Coordinate annotation data:
- - - - -
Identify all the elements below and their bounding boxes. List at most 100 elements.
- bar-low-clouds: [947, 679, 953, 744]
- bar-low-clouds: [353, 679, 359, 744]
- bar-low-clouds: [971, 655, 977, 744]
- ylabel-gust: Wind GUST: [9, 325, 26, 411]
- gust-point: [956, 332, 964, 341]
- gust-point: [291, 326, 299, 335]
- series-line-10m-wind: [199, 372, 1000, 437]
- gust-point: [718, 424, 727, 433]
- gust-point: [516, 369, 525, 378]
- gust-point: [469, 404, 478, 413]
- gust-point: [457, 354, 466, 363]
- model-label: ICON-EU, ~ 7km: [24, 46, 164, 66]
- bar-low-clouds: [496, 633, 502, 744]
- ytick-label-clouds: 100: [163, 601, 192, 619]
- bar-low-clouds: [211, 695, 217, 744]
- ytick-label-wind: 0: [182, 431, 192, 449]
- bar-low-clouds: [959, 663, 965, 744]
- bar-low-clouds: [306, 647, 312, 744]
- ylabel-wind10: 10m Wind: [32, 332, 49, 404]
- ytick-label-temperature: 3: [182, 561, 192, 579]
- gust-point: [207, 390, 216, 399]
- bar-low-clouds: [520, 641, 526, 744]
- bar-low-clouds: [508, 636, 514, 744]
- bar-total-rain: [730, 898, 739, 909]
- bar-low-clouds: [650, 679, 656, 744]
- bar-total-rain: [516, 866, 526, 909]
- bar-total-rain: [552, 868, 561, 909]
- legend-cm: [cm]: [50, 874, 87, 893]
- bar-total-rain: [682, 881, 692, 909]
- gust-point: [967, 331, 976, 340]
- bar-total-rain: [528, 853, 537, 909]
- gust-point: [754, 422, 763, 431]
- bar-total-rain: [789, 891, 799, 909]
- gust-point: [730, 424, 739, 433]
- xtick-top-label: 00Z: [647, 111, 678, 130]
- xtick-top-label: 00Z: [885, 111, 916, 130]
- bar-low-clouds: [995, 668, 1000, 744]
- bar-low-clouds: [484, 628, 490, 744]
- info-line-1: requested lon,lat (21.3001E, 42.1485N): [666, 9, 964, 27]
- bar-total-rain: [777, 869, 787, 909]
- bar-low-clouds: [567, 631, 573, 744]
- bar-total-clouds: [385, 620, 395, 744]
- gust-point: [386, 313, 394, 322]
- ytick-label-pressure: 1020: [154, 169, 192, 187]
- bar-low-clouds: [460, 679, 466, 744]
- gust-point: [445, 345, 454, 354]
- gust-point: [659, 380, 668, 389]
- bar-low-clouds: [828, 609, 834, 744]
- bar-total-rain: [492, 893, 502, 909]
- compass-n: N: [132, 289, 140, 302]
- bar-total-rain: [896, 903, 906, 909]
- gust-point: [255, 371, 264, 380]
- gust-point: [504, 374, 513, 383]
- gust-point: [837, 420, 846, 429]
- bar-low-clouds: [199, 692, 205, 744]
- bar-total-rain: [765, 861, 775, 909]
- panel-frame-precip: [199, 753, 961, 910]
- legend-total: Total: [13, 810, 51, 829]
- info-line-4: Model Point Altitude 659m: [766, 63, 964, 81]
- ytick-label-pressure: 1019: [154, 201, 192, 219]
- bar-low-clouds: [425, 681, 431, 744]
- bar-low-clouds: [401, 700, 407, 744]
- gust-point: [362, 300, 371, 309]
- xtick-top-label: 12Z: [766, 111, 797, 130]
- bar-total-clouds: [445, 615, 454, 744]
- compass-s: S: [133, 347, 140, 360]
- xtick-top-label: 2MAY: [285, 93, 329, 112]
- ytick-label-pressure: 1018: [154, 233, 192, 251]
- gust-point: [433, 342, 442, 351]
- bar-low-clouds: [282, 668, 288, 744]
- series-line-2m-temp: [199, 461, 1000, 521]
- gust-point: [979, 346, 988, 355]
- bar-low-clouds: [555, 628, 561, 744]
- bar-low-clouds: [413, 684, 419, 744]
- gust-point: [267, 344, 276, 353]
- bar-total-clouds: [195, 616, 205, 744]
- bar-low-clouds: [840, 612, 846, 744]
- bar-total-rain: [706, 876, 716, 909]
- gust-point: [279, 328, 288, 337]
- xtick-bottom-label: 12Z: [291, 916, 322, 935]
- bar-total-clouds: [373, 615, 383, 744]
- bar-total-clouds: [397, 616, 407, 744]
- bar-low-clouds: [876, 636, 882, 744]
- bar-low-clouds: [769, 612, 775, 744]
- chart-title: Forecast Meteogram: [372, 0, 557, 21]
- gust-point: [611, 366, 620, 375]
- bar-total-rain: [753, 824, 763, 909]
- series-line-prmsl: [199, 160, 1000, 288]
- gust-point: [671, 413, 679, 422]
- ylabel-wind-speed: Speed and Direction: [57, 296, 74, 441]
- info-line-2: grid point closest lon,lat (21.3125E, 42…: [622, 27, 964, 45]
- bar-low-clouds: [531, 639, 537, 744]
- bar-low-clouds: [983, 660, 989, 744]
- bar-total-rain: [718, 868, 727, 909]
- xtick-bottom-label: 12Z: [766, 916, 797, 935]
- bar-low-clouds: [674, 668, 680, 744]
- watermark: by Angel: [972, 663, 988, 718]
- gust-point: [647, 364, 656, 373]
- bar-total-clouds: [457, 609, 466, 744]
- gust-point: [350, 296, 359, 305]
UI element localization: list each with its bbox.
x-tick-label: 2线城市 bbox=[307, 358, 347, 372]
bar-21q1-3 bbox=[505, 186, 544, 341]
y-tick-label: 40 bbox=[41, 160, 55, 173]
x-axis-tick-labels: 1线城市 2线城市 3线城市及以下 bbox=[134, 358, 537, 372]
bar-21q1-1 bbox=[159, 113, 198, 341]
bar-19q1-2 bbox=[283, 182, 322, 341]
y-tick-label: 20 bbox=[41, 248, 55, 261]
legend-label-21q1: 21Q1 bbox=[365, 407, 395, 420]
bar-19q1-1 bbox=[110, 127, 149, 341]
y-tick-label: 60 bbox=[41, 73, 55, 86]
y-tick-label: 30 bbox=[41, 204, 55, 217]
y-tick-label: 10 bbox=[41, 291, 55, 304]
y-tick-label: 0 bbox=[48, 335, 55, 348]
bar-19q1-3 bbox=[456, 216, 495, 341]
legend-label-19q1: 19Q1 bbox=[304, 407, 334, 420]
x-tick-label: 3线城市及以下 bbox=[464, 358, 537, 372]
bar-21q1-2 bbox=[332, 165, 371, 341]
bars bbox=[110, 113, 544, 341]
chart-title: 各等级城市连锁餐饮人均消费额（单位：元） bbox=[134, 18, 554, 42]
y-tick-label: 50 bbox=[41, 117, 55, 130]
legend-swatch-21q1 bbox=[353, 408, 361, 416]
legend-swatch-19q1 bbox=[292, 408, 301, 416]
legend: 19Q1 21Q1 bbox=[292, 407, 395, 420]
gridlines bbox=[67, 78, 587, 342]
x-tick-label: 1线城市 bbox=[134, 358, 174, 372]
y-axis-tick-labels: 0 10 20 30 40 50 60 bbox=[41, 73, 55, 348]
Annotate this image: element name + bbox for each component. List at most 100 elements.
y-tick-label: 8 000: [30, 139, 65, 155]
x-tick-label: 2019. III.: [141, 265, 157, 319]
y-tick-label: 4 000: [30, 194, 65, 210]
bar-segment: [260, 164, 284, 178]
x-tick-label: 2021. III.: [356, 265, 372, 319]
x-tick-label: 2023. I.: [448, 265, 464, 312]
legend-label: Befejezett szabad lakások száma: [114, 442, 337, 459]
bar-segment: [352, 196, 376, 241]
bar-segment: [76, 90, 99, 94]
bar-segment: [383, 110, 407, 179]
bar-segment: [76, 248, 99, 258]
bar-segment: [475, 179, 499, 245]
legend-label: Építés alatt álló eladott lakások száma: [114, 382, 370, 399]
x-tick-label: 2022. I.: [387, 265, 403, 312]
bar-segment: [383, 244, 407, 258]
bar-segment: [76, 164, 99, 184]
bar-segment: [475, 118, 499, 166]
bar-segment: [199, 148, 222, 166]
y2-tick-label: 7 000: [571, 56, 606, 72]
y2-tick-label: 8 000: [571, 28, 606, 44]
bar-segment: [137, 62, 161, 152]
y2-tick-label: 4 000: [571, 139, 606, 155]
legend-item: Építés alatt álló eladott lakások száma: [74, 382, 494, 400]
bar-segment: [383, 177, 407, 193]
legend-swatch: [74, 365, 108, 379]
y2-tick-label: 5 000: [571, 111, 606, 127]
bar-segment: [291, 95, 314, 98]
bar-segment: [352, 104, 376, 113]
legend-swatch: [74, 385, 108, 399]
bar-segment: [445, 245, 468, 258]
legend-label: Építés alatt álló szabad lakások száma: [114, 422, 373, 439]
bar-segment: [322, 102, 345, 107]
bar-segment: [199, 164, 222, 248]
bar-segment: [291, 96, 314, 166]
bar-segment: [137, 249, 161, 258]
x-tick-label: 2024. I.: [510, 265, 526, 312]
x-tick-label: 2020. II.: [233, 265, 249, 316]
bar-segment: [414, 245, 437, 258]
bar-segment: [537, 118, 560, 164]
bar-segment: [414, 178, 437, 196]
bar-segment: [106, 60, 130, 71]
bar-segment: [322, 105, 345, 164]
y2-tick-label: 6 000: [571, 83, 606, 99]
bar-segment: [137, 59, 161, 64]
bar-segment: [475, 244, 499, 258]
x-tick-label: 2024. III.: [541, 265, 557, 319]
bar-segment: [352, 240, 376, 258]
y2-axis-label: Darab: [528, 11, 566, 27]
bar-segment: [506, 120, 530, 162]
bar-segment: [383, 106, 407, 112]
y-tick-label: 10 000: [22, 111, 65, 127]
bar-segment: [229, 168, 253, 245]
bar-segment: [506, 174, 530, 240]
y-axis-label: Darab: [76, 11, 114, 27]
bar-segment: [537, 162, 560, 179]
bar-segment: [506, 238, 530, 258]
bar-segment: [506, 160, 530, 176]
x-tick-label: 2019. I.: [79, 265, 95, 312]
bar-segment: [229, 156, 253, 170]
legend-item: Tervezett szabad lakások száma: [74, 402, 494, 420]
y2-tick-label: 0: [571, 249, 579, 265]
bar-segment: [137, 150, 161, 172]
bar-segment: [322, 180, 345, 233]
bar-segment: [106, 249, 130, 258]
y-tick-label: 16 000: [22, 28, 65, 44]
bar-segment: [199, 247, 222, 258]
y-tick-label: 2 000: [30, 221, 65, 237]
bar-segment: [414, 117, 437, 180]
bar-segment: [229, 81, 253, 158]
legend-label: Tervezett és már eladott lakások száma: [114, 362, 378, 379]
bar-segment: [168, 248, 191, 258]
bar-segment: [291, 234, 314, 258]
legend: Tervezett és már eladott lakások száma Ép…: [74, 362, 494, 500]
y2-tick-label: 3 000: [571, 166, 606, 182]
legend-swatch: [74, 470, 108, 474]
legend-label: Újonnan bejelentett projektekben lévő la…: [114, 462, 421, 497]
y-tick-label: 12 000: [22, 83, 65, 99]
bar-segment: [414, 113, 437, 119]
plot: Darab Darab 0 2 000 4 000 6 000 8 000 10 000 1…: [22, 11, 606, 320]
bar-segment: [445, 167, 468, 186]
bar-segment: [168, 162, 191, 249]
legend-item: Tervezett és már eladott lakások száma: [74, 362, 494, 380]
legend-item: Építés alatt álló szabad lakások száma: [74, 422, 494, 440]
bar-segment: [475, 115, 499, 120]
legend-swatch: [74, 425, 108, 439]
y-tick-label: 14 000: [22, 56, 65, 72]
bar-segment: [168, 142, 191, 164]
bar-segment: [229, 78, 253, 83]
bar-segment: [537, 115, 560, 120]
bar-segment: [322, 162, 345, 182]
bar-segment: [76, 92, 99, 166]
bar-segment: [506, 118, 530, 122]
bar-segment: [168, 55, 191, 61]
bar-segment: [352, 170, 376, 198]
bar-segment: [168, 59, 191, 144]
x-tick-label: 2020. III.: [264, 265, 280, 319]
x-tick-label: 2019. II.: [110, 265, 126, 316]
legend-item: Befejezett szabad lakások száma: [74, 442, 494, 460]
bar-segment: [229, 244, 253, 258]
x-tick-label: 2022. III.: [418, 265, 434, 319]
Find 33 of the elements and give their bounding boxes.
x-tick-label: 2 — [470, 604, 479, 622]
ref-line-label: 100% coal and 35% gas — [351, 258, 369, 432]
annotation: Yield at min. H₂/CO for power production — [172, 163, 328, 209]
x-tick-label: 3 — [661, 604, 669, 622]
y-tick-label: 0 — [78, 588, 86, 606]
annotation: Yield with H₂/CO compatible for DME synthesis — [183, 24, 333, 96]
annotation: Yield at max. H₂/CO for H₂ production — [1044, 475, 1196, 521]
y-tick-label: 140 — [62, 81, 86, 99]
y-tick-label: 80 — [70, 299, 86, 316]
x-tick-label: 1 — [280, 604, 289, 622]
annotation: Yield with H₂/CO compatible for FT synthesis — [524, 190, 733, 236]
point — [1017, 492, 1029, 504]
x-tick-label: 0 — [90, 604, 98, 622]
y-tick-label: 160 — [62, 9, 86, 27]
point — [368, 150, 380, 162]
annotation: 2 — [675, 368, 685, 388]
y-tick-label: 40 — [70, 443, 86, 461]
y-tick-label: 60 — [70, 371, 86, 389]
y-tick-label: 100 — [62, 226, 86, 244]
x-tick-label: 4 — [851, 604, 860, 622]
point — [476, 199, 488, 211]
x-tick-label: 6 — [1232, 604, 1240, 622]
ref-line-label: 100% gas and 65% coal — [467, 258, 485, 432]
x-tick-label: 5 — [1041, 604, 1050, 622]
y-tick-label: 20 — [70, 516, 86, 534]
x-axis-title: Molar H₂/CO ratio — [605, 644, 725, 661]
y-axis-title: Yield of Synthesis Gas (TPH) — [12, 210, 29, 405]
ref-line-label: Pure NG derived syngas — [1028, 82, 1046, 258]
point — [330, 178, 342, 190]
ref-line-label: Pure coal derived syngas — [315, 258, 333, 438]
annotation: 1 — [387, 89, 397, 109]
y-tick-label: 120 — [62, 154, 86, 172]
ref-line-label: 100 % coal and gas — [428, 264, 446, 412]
- - - - -
§ GIVEN EXERCISE:
Can you reproduce the data verbatim, from its first line through the line containing "- bar-low-clouds: [211, 695, 217, 744]", with both of those lines included?

§ RESULT OF THE TASK:
Identify all the elements below and their bounding boxes. List at most 100 elements.
- bar-low-clouds: [947, 679, 953, 744]
- bar-low-clouds: [353, 679, 359, 744]
- bar-low-clouds: [971, 655, 977, 744]
- ylabel-gust: Wind GUST: [9, 325, 26, 411]
- gust-point: [956, 332, 964, 341]
- gust-point: [291, 326, 299, 335]
- series-line-10m-wind: [199, 372, 1000, 437]
- gust-point: [718, 424, 727, 433]
- gust-point: [516, 369, 525, 378]
- gust-point: [469, 404, 478, 413]
- gust-point: [457, 354, 466, 363]
- model-label: ICON-EU, ~ 7km: [24, 46, 164, 66]
- bar-low-clouds: [496, 633, 502, 744]
- ytick-label-clouds: 100: [163, 601, 192, 619]
- bar-low-clouds: [211, 695, 217, 744]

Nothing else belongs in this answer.